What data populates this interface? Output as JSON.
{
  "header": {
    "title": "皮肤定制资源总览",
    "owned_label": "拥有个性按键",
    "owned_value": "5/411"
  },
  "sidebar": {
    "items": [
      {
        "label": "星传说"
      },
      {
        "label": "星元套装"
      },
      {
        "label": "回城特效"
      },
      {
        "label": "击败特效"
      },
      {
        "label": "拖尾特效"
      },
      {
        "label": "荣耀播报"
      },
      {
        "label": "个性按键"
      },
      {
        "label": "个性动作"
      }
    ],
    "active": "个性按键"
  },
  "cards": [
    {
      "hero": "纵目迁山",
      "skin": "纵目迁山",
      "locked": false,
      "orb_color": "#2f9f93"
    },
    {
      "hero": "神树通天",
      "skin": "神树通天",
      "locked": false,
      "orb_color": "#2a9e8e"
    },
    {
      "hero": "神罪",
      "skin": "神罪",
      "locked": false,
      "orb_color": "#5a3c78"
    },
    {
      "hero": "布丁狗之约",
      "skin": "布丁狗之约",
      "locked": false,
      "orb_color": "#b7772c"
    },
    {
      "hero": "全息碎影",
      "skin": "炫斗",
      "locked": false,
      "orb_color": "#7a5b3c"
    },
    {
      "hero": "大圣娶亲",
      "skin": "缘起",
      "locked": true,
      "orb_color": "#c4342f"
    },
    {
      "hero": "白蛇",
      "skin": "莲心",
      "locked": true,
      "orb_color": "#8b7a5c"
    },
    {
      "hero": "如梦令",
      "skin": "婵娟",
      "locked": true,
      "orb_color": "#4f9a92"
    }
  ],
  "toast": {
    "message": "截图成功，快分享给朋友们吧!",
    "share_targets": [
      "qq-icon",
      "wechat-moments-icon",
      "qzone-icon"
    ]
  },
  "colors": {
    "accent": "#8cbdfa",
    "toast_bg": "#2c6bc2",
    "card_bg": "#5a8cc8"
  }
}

AIM: Each record must be returned exactly as it is written.

SOLUTION TO THE EXERCISE:
What data populates this interface? Output as JSON.
{
  "header": {
    "title": "皮肤定制资源总览",
    "owned_label": "拥有个性按键",
    "owned_value": "5/411"
  },
  "sidebar": {
    "items": [
      {
        "label": "星传说"
      },
      {
        "label": "星元套装"
      },
      {
        "label": "回城特效"
      },
      {
        "label": "击败特效"
      },
      {
        "label": "拖尾特效"
      },
      {
        "label": "荣耀播报"
      },
      {
        "label": "个性按键"
      },
      {
        "label": "个性动作"
      }
    ],
    "active": "个性按键"
  },
  "cards": [
    {
      "hero": "纵目迁山",
      "skin": "纵目迁山",
      "locked": false,
      "orb_color": "#2f9f93"
    },
    {
      "hero": "神树通天",
      "skin": "神树通天",
      "locked": false,
      "orb_color": "#2a9e8e"
    },
    {
      "hero": "神罪",
      "skin": "神罪",
      "locked": false,
      "orb_color": "#5a3c78"
    },
    {
      "hero": "布丁狗之约",
      "skin": "布丁狗之约",
      "locked": false,
      "orb_color": "#b7772c"
    },
    {
      "hero": "全息碎影",
      "skin": "炫斗",
      "locked": false,
      "orb_color": "#7a5b3c"
    },
    {
      "hero": "大圣娶亲",
      "skin": "缘起",
      "locked": true,
      "orb_color": "#c4342f"
    },
    {
      "hero": "白蛇",
      "skin": "莲心",
      "locked": true,
      "orb_color": "#8b7a5c"
    },
    {
      "hero": "如梦令",
      "skin": "婵娟",
      "locked": true,
      "orb_color": "#4f9a92"
    }
  ],
  "toast": {
    "message": "截图成功，快分享给朋友们吧!",
    "share_targets": [
      "qq-icon",
      "wechat-moments-icon",
      "qzone-icon"
    ]
  },
  "colors": {
    "accent": "#8cbdfa",
    "toast_bg": "#2c6bc2",
    "card_bg": "#5a8cc8"
  }
}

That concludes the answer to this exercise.